(À faire)
**A.** D'après la fiche de « La femme papillon », où le chauffeur est-il retrouvé mort ?
**B.** Reprenez, s'il vous plaît, le passage de la fiche de « La femme papillon » qui commence par « J.L. Blanchard. – » et se poursuit jusqu'à « de sa limousine. », en renommant « Bonneau » en « Dufresne ».

(Texte source)
· · · · ·

J.L. Blanchard. – La femme papillon. – Montréal : Fides, 2024. – 350 pages.
Polar
Résumé :
Invité par le président de la République,
l’inspecteur Bonneau disparaît dès qu’il met les pieds à Paris. Plus troublant
encore, le chauffeur qui doit l’accueillir à l’aéroport est retrouvé mort dans
le coffre de sa limousine.
Dépêché en France pour élucider ce mystère,
Lamouche fait face à la méfiance de la police locale, qui voit cette ingérence
d’un mauvais œil. Résolu à mener sa propre enquête, il découvre qu’on lui cache
l’existence d’un indice retrouvé sur les lieux du crime : un médaillon qui semble
relier l’affaire à une mystérieuse organisation, l’Ordre des Monarques. Quand
un deuxième cadavre est découvert, affreusement mutilé, la quête de Lamouche
devient une course contre la montre.
Dans cette affaire à l’apparence de complot
international, deux questions s’imposent: par quel fil obscur Bonneau est-il
lié à l’Ordre des Monarques ? Et surtout, quel est le but de cette secte et de
son énigmatique dirigeante, celle que l’on surnomme « la femme papillon» ?

· · · · ·

(Matériel)
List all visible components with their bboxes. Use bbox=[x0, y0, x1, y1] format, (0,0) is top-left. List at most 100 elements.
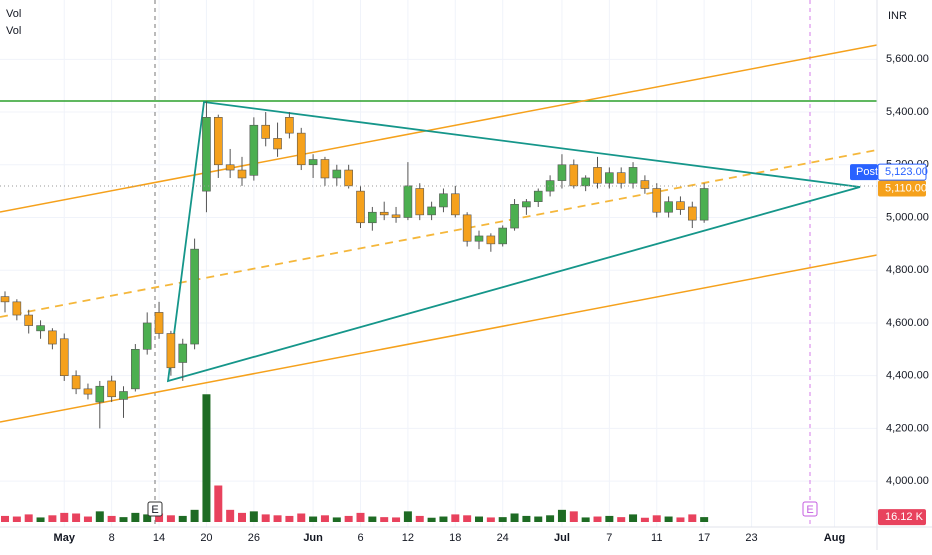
volume-bar bbox=[48, 515, 57, 522]
candles bbox=[0, 101, 709, 429]
y-tick-label: 5,000.00 bbox=[886, 211, 929, 223]
volume-bar bbox=[190, 509, 199, 522]
post-badge bbox=[850, 164, 878, 181]
candle-body bbox=[545, 180, 555, 192]
volume-bar bbox=[605, 515, 614, 522]
candle-body bbox=[320, 159, 330, 179]
candle-body bbox=[403, 185, 413, 218]
candle-body bbox=[427, 206, 436, 216]
candle-body bbox=[119, 391, 128, 400]
x-tick-label: 8 bbox=[109, 532, 115, 544]
candle-body bbox=[510, 204, 519, 229]
candle-body bbox=[71, 375, 81, 390]
candle-body bbox=[48, 330, 57, 345]
volume-bar bbox=[368, 516, 377, 522]
volume-bar bbox=[629, 514, 638, 522]
candle-body bbox=[285, 117, 294, 134]
candle-body bbox=[498, 227, 508, 245]
candle-body bbox=[581, 177, 590, 187]
candle-body bbox=[439, 193, 448, 208]
candle-body bbox=[687, 206, 697, 221]
candle-body bbox=[0, 296, 10, 303]
volume-bar bbox=[297, 513, 306, 522]
candle-body bbox=[522, 201, 531, 208]
volume-bar bbox=[60, 512, 69, 522]
volume-bar bbox=[522, 515, 531, 522]
candle-body bbox=[664, 201, 673, 213]
volume-bar bbox=[486, 517, 495, 522]
x-tick-label: 12 bbox=[402, 532, 414, 544]
volume-bar bbox=[83, 516, 92, 522]
candle-body bbox=[593, 167, 602, 184]
y-tick-label: 4,200.00 bbox=[886, 422, 929, 434]
last-price-badge bbox=[878, 180, 926, 197]
y-tick-label: 5,600.00 bbox=[886, 53, 929, 65]
post-price-label: 5,123.00 bbox=[885, 166, 928, 178]
volume-bar bbox=[107, 515, 116, 522]
volume-bar bbox=[1, 515, 9, 522]
event-label[interactable]: E bbox=[806, 504, 813, 516]
candle-body bbox=[557, 164, 567, 181]
candle-body bbox=[616, 172, 626, 184]
candle-body bbox=[107, 380, 116, 398]
candle-body bbox=[142, 322, 152, 350]
volume-badge bbox=[878, 509, 926, 526]
x-tick-label: Aug bbox=[824, 532, 845, 544]
volume-bar bbox=[475, 516, 483, 522]
event-badge[interactable] bbox=[802, 501, 818, 517]
volume-bar bbox=[285, 515, 294, 522]
candle-body bbox=[605, 172, 614, 184]
candle-body bbox=[676, 201, 685, 210]
indicator-label: Vol bbox=[6, 25, 21, 37]
x-tick-label: 24 bbox=[497, 532, 509, 544]
candle-body bbox=[569, 164, 579, 187]
x-tick-label: 18 bbox=[449, 532, 461, 544]
volume-label: 16.12 K bbox=[885, 511, 924, 523]
volume-bar bbox=[261, 514, 270, 522]
candle-body bbox=[202, 117, 211, 192]
candle-body bbox=[356, 190, 365, 224]
channel-upper bbox=[0, 44, 878, 213]
candle-body bbox=[131, 349, 140, 390]
channel-middle bbox=[0, 149, 878, 318]
volume-bar bbox=[664, 516, 673, 522]
volume-bar bbox=[320, 515, 329, 522]
volume-bar bbox=[676, 517, 685, 522]
y-tick-label: 4,800.00 bbox=[886, 264, 929, 276]
volume-bar bbox=[238, 512, 246, 522]
volume-bar bbox=[143, 514, 152, 522]
volume-bar bbox=[155, 513, 164, 522]
candle-body bbox=[308, 159, 318, 166]
volume-pane bbox=[1, 394, 709, 522]
x-tick-label: May bbox=[54, 532, 76, 544]
currency: INR bbox=[888, 10, 907, 22]
channel-lower bbox=[0, 254, 878, 423]
volume-bar bbox=[652, 515, 661, 522]
x-tick-label: 6 bbox=[357, 532, 363, 544]
candle-body bbox=[249, 124, 259, 176]
candle-body bbox=[332, 169, 342, 179]
x-tick-label: 14 bbox=[153, 532, 165, 544]
x-tick-label: 7 bbox=[606, 532, 612, 544]
y-tick-label: 5,400.00 bbox=[886, 106, 929, 118]
candle-body bbox=[214, 117, 223, 166]
event-badge[interactable] bbox=[147, 501, 163, 517]
x-tick-label: Jun bbox=[303, 532, 323, 544]
volume-bar bbox=[427, 517, 436, 522]
volume-bar bbox=[546, 515, 555, 522]
candle-body bbox=[474, 235, 484, 242]
volume-bar bbox=[273, 515, 282, 522]
candle-body bbox=[273, 138, 282, 150]
x-tick-label: 17 bbox=[698, 532, 710, 544]
volume-bar bbox=[131, 512, 140, 522]
candle-body bbox=[415, 188, 425, 216]
volume-bar bbox=[119, 517, 128, 522]
candle-body bbox=[166, 333, 176, 369]
volume-bar bbox=[226, 509, 235, 522]
volume-bar bbox=[403, 511, 412, 522]
candle-body bbox=[533, 190, 543, 202]
event-label[interactable]: E bbox=[151, 504, 158, 516]
volume-bar bbox=[12, 516, 21, 522]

· · · · ·

(Les réponses)
**A.** Dans le coffre de sa limousine.

**B.**
J.L. Blanchard. – La femme papillon. – Montréal : Fides, 2024. – 350 pages.
Polar
Résumé :
Invité par le président de la République,
l’inspecteur Dufresne disparaît dès qu’il met les pieds à Paris. Plus troublant
encore, le chauffeur qui doit l’accueillir à l’aéroport est retrouvé mort dans
le coffre de sa limousine.